- Written exercise A:
Answer the following from the post about Peanuts:
(i) At which event did the writer see the original art strip?
(ii) Into what did the writer's sequential art appreciation evolve?
(iii) How many panels does the displayed strip contain?
- Written exercise B: Extend the post about Peanuts beyond its final line, keeping its voice.

- Supplied passage:

This above pictured is of original art from the recent San Diego Comic-Con I attended. Which got me thinking a lot about the work of Charles Schulz through his strips of Charlie Brown, Lucy, Linus, Snoopy, and the rest of the Peanuts gang.
I grew up with the Peanuts strips, then all eventually stopped as I would no longer read the newspaper cartoons, or feel the allure of the paperback compilations. My sequential art appreciation evolved more into serialized comic books with more hard-edged fiction, complex storytelling, and abstract, fantastical settings.
But attending the latest San Diego Comic-Con, I passed by a booth with this displayed for-sale original art strip. The beautiful four-panel magic of Schulz transitional reaction to Lucy’s suggestion of simplifying love by focusing on a particular complexity, perhaps leading to a new emotion. But Snoopy, being a struggling writer who I can relate to, finds such a complex emotion isn’t easily simplified the more you focus on. Agony can be enduring, overbearing to comprehend; especially when expressing deep emotion.
– Orion T
Happiness is watching some Peanuts cartoon from the warmth of your surroundings. These good times with Charlie Brown and the gang do not have to be from the home, or with familiars, or in direct gaze at the screen.
You’re a good man, Charlie Brown.
I think I came this way to write and share my mind with the world. It’s what I do, and enjoy most in life. What about you?

[Element-and-box listings]
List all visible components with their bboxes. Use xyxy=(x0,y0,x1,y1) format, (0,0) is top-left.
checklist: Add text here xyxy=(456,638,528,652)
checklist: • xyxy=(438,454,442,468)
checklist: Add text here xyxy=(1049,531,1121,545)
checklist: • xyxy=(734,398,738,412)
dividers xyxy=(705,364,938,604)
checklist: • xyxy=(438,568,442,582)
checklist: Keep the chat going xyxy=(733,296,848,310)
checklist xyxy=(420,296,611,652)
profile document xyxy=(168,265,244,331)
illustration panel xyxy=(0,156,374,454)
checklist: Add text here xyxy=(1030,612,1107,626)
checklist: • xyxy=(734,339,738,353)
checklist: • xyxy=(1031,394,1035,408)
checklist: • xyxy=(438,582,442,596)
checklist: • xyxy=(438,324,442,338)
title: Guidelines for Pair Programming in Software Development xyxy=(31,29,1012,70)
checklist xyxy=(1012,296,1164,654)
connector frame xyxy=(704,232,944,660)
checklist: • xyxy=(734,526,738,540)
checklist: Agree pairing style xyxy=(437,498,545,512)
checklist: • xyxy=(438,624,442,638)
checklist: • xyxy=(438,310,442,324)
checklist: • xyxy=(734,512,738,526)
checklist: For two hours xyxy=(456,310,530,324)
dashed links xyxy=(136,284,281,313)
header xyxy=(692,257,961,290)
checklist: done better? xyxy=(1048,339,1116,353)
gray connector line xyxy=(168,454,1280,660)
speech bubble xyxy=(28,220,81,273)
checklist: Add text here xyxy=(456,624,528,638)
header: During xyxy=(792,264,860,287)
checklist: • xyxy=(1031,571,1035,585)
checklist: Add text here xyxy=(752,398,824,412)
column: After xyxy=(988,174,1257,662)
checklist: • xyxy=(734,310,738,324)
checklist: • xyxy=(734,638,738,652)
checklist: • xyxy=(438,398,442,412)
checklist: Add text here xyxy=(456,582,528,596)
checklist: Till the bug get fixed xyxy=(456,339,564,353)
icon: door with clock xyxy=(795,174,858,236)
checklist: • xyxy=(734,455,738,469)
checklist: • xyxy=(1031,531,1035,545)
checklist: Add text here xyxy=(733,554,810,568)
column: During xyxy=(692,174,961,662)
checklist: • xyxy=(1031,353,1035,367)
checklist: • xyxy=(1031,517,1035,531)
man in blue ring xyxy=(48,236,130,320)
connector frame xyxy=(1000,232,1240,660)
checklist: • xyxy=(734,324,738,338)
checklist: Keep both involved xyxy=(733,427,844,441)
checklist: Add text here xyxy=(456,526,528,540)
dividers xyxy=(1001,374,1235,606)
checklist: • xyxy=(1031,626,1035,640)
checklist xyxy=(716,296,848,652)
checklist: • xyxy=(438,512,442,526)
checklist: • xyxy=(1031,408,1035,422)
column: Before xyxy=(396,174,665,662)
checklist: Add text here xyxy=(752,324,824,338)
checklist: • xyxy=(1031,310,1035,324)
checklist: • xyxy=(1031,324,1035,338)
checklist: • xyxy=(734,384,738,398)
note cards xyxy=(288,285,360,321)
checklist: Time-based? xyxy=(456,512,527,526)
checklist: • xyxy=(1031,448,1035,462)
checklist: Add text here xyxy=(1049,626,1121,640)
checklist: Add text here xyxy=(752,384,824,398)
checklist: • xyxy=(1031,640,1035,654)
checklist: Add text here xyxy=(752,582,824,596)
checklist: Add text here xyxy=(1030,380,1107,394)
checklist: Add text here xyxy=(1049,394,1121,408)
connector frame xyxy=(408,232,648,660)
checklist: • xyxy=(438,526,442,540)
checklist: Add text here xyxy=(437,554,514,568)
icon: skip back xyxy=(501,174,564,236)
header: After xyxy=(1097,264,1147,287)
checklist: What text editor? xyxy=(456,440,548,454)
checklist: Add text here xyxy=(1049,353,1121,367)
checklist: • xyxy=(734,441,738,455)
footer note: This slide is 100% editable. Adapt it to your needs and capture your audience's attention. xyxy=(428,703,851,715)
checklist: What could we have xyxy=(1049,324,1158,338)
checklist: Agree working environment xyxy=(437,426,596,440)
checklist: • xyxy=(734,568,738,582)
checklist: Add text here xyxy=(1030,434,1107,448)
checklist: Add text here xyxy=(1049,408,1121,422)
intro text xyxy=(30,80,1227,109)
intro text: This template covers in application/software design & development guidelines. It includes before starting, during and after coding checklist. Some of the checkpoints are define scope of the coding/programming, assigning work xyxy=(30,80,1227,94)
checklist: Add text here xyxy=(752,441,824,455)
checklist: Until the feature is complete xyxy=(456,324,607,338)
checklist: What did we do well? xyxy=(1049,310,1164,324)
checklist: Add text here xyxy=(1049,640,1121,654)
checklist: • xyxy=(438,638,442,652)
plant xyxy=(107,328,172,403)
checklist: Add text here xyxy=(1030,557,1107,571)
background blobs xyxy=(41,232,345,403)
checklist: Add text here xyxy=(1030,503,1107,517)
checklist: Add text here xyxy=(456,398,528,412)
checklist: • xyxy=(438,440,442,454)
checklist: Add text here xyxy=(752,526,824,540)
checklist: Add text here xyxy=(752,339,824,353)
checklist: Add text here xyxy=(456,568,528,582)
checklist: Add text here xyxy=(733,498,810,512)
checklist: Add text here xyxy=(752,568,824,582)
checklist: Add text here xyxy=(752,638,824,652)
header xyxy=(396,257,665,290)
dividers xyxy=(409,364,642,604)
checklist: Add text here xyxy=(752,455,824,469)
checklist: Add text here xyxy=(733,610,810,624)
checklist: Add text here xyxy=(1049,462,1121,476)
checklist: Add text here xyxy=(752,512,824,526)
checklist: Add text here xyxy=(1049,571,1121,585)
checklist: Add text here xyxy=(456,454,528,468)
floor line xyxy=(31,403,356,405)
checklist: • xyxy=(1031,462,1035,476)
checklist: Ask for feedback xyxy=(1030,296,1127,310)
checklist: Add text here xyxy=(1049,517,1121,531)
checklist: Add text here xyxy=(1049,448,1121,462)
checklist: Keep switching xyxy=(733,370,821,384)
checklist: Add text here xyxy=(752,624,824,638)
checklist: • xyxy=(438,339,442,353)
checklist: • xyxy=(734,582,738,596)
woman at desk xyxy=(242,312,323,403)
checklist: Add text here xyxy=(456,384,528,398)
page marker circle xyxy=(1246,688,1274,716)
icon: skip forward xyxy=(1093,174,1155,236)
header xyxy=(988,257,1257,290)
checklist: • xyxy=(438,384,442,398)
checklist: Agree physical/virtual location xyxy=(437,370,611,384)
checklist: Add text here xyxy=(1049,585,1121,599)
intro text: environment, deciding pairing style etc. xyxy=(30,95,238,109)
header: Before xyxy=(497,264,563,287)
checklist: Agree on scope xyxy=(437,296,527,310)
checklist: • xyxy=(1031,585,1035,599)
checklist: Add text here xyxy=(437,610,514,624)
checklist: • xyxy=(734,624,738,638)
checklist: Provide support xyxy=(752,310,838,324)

- Answer A:
(i) The San Diego Comic-Con.
(ii) Serialized comic books with more hard-edged fiction, complex storytelling, and abstract, fantastical settings.
(iii) Four.

- Answer B:
As for the picture above, I love the Peanuts comic strips and related anything brought to life by Charles Schulz. Especially, Charlie Brown. Everything about Charlie Brown is wonderful, easy to relate. He is an emphatic symbol for all who strive, and keep going no matter the result. Throughout and afterwards of his own actions – we find questions, explorations, reflections not just in our favorite blockhead, but in ourselves. Charlie Brown’s conclusions are often humorous, and understanding. We learn from him, to best enjoy and perhaps appreciate our little failures in life, at least for a chuckle. Then, we find other reasons to smile, often the less complicated life things work best, like peanut butter sandwiches and funny dogs.
Concerning the above picture: I love the transitional flipping of black and white. This adds much more to the message and conclusive question. As a result, I feel Charlie Brown may have pondered this for a while. The differences in time between panels could have been minutes or days, perhaps years; I think it’s all the same. As to what leads him to this rumination process, we could only imagine. Losing another baseball game? Another awkward encounter with the Little-Red Haired Girl? Another 5-cent psychiatric evaluation with Lucy Van Pelt? Or perhaps, nothing at all..
I know not the original source of the above picture. The pic was on my hard drive for a long time and forgotten until now. I felt it needed sharing. If anyone knows more info: including the original printed platform, publication date, additional context; please share.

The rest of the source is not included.